Given request: Write out the material exactly, without any of its pictures.

Data entries:
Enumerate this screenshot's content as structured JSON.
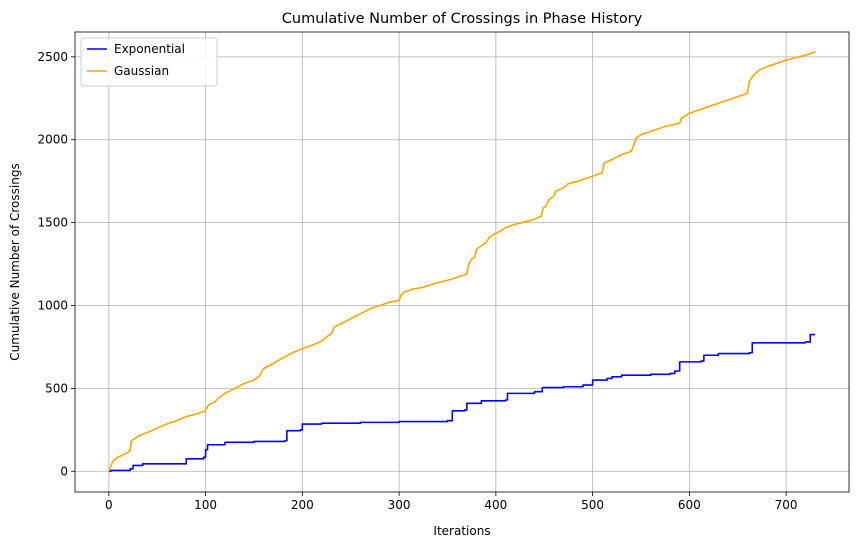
{
  "chart_data": {
    "type": "line",
    "title": "Cumulative Number of Crossings in Phase History",
    "xlabel": "Iterations",
    "ylabel": "Cumulative Number of Crossings",
    "xlim": [
      -35,
      765
    ],
    "ylim": [
      -125,
      2650
    ],
    "xticks": [
      0,
      100,
      200,
      300,
      400,
      500,
      600,
      700
    ],
    "yticks": [
      0,
      500,
      1000,
      1500,
      2000,
      2500
    ],
    "grid": true,
    "legend": "top-left",
    "series": [
      {
        "name": "Exponential",
        "color": "#0000ff",
        "step": true,
        "points": [
          [
            0,
            0
          ],
          [
            2,
            5
          ],
          [
            22,
            15
          ],
          [
            25,
            35
          ],
          [
            35,
            45
          ],
          [
            80,
            75
          ],
          [
            98,
            85
          ],
          [
            100,
            130
          ],
          [
            102,
            160
          ],
          [
            120,
            175
          ],
          [
            150,
            180
          ],
          [
            182,
            185
          ],
          [
            184,
            245
          ],
          [
            198,
            250
          ],
          [
            200,
            285
          ],
          [
            220,
            290
          ],
          [
            260,
            295
          ],
          [
            300,
            300
          ],
          [
            350,
            305
          ],
          [
            355,
            365
          ],
          [
            368,
            370
          ],
          [
            370,
            410
          ],
          [
            385,
            425
          ],
          [
            410,
            430
          ],
          [
            412,
            470
          ],
          [
            440,
            480
          ],
          [
            448,
            505
          ],
          [
            470,
            510
          ],
          [
            490,
            520
          ],
          [
            500,
            550
          ],
          [
            515,
            560
          ],
          [
            520,
            570
          ],
          [
            530,
            580
          ],
          [
            560,
            585
          ],
          [
            580,
            590
          ],
          [
            585,
            605
          ],
          [
            590,
            660
          ],
          [
            612,
            665
          ],
          [
            615,
            700
          ],
          [
            630,
            710
          ],
          [
            662,
            715
          ],
          [
            665,
            775
          ],
          [
            720,
            780
          ],
          [
            725,
            825
          ],
          [
            730,
            825
          ]
        ]
      },
      {
        "name": "Gaussian",
        "color": "#ffa500",
        "step": false,
        "points": [
          [
            0,
            0
          ],
          [
            2,
            30
          ],
          [
            4,
            60
          ],
          [
            8,
            80
          ],
          [
            15,
            100
          ],
          [
            20,
            115
          ],
          [
            22,
            125
          ],
          [
            23,
            180
          ],
          [
            25,
            190
          ],
          [
            30,
            210
          ],
          [
            40,
            235
          ],
          [
            50,
            260
          ],
          [
            60,
            285
          ],
          [
            70,
            305
          ],
          [
            80,
            330
          ],
          [
            90,
            345
          ],
          [
            98,
            360
          ],
          [
            100,
            370
          ],
          [
            103,
            400
          ],
          [
            110,
            420
          ],
          [
            113,
            440
          ],
          [
            120,
            470
          ],
          [
            130,
            500
          ],
          [
            140,
            530
          ],
          [
            150,
            550
          ],
          [
            155,
            570
          ],
          [
            158,
            600
          ],
          [
            160,
            620
          ],
          [
            170,
            650
          ],
          [
            180,
            685
          ],
          [
            190,
            715
          ],
          [
            200,
            740
          ],
          [
            210,
            760
          ],
          [
            220,
            785
          ],
          [
            225,
            810
          ],
          [
            230,
            830
          ],
          [
            233,
            870
          ],
          [
            240,
            890
          ],
          [
            250,
            920
          ],
          [
            260,
            950
          ],
          [
            270,
            980
          ],
          [
            280,
            1000
          ],
          [
            290,
            1020
          ],
          [
            300,
            1030
          ],
          [
            302,
            1060
          ],
          [
            305,
            1080
          ],
          [
            315,
            1100
          ],
          [
            325,
            1110
          ],
          [
            335,
            1130
          ],
          [
            345,
            1145
          ],
          [
            355,
            1160
          ],
          [
            365,
            1180
          ],
          [
            370,
            1190
          ],
          [
            372,
            1250
          ],
          [
            375,
            1280
          ],
          [
            378,
            1290
          ],
          [
            380,
            1340
          ],
          [
            390,
            1380
          ],
          [
            393,
            1410
          ],
          [
            398,
            1430
          ],
          [
            405,
            1450
          ],
          [
            410,
            1470
          ],
          [
            420,
            1490
          ],
          [
            430,
            1505
          ],
          [
            440,
            1520
          ],
          [
            447,
            1540
          ],
          [
            449,
            1590
          ],
          [
            452,
            1600
          ],
          [
            455,
            1640
          ],
          [
            460,
            1660
          ],
          [
            462,
            1690
          ],
          [
            470,
            1710
          ],
          [
            475,
            1735
          ],
          [
            485,
            1750
          ],
          [
            495,
            1770
          ],
          [
            505,
            1790
          ],
          [
            510,
            1800
          ],
          [
            512,
            1860
          ],
          [
            520,
            1880
          ],
          [
            530,
            1910
          ],
          [
            540,
            1930
          ],
          [
            542,
            1960
          ],
          [
            545,
            2010
          ],
          [
            550,
            2030
          ],
          [
            565,
            2060
          ],
          [
            575,
            2080
          ],
          [
            590,
            2100
          ],
          [
            592,
            2130
          ],
          [
            600,
            2160
          ],
          [
            615,
            2190
          ],
          [
            625,
            2210
          ],
          [
            640,
            2240
          ],
          [
            650,
            2260
          ],
          [
            660,
            2280
          ],
          [
            662,
            2350
          ],
          [
            665,
            2380
          ],
          [
            672,
            2420
          ],
          [
            680,
            2440
          ],
          [
            690,
            2460
          ],
          [
            700,
            2480
          ],
          [
            710,
            2495
          ],
          [
            720,
            2510
          ],
          [
            730,
            2530
          ]
        ]
      }
    ]
  }
}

The solution:
Enumerate this screenshot's content as structured JSON.
{
  "chart_data": {
    "type": "line",
    "title": "Cumulative Number of Crossings in Phase History",
    "xlabel": "Iterations",
    "ylabel": "Cumulative Number of Crossings",
    "xlim": [
      -35,
      765
    ],
    "ylim": [
      -125,
      2650
    ],
    "xticks": [
      0,
      100,
      200,
      300,
      400,
      500,
      600,
      700
    ],
    "yticks": [
      0,
      500,
      1000,
      1500,
      2000,
      2500
    ],
    "grid": true,
    "legend": "top-left",
    "series": [
      {
        "name": "Exponential",
        "color": "#0000ff",
        "step": true,
        "points": [
          [
            0,
            0
          ],
          [
            2,
            5
          ],
          [
            22,
            15
          ],
          [
            25,
            35
          ],
          [
            35,
            45
          ],
          [
            80,
            75
          ],
          [
            98,
            85
          ],
          [
            100,
            130
          ],
          [
            102,
            160
          ],
          [
            120,
            175
          ],
          [
            150,
            180
          ],
          [
            182,
            185
          ],
          [
            184,
            245
          ],
          [
            198,
            250
          ],
          [
            200,
            285
          ],
          [
            220,
            290
          ],
          [
            260,
            295
          ],
          [
            300,
            300
          ],
          [
            350,
            305
          ],
          [
            355,
            365
          ],
          [
            368,
            370
          ],
          [
            370,
            410
          ],
          [
            385,
            425
          ],
          [
            410,
            430
          ],
          [
            412,
            470
          ],
          [
            440,
            480
          ],
          [
            448,
            505
          ],
          [
            470,
            510
          ],
          [
            490,
            520
          ],
          [
            500,
            550
          ],
          [
            515,
            560
          ],
          [
            520,
            570
          ],
          [
            530,
            580
          ],
          [
            560,
            585
          ],
          [
            580,
            590
          ],
          [
            585,
            605
          ],
          [
            590,
            660
          ],
          [
            612,
            665
          ],
          [
            615,
            700
          ],
          [
            630,
            710
          ],
          [
            662,
            715
          ],
          [
            665,
            775
          ],
          [
            720,
            780
          ],
          [
            725,
            825
          ],
          [
            730,
            825
          ]
        ]
      },
      {
        "name": "Gaussian",
        "color": "#ffa500",
        "step": false,
        "points": [
          [
            0,
            0
          ],
          [
            2,
            30
          ],
          [
            4,
            60
          ],
          [
            8,
            80
          ],
          [
            15,
            100
          ],
          [
            20,
            115
          ],
          [
            22,
            125
          ],
          [
            23,
            180
          ],
          [
            25,
            190
          ],
          [
            30,
            210
          ],
          [
            40,
            235
          ],
          [
            50,
            260
          ],
          [
            60,
            285
          ],
          [
            70,
            305
          ],
          [
            80,
            330
          ],
          [
            90,
            345
          ],
          [
            98,
            360
          ],
          [
            100,
            370
          ],
          [
            103,
            400
          ],
          [
            110,
            420
          ],
          [
            113,
            440
          ],
          [
            120,
            470
          ],
          [
            130,
            500
          ],
          [
            140,
            530
          ],
          [
            150,
            550
          ],
          [
            155,
            570
          ],
          [
            158,
            600
          ],
          [
            160,
            620
          ],
          [
            170,
            650
          ],
          [
            180,
            685
          ],
          [
            190,
            715
          ],
          [
            200,
            740
          ],
          [
            210,
            760
          ],
          [
            220,
            785
          ],
          [
            225,
            810
          ],
          [
            230,
            830
          ],
          [
            233,
            870
          ],
          [
            240,
            890
          ],
          [
            250,
            920
          ],
          [
            260,
            950
          ],
          [
            270,
            980
          ],
          [
            280,
            1000
          ],
          [
            290,
            1020
          ],
          [
            300,
            1030
          ],
          [
            302,
            1060
          ],
          [
            305,
            1080
          ],
          [
            315,
            1100
          ],
          [
            325,
            1110
          ],
          [
            335,
            1130
          ],
          [
            345,
            1145
          ],
          [
            355,
            1160
          ],
          [
            365,
            1180
          ],
          [
            370,
            1190
          ],
          [
            372,
            1250
          ],
          [
            375,
            1280
          ],
          [
            378,
            1290
          ],
          [
            380,
            1340
          ],
          [
            390,
            1380
          ],
          [
            393,
            1410
          ],
          [
            398,
            1430
          ],
          [
            405,
            1450
          ],
          [
            410,
            1470
          ],
          [
            420,
            1490
          ],
          [
            430,
            1505
          ],
          [
            440,
            1520
          ],
          [
            447,
            1540
          ],
          [
            449,
            1590
          ],
          [
            452,
            1600
          ],
          [
            455,
            1640
          ],
          [
            460,
            1660
          ],
          [
            462,
            1690
          ],
          [
            470,
            1710
          ],
          [
            475,
            1735
          ],
          [
            485,
            1750
          ],
          [
            495,
            1770
          ],
          [
            505,
            1790
          ],
          [
            510,
            1800
          ],
          [
            512,
            1860
          ],
          [
            520,
            1880
          ],
          [
            530,
            1910
          ],
          [
            540,
            1930
          ],
          [
            542,
            1960
          ],
          [
            545,
            2010
          ],
          [
            550,
            2030
          ],
          [
            565,
            2060
          ],
          [
            575,
            2080
          ],
          [
            590,
            2100
          ],
          [
            592,
            2130
          ],
          [
            600,
            2160
          ],
          [
            615,
            2190
          ],
          [
            625,
            2210
          ],
          [
            640,
            2240
          ],
          [
            650,
            2260
          ],
          [
            660,
            2280
          ],
          [
            662,
            2350
          ],
          [
            665,
            2380
          ],
          [
            672,
            2420
          ],
          [
            680,
            2440
          ],
          [
            690,
            2460
          ],
          [
            700,
            2480
          ],
          [
            710,
            2495
          ],
          [
            720,
            2510
          ],
          [
            730,
            2530
          ]
        ]
      }
    ]
  }
}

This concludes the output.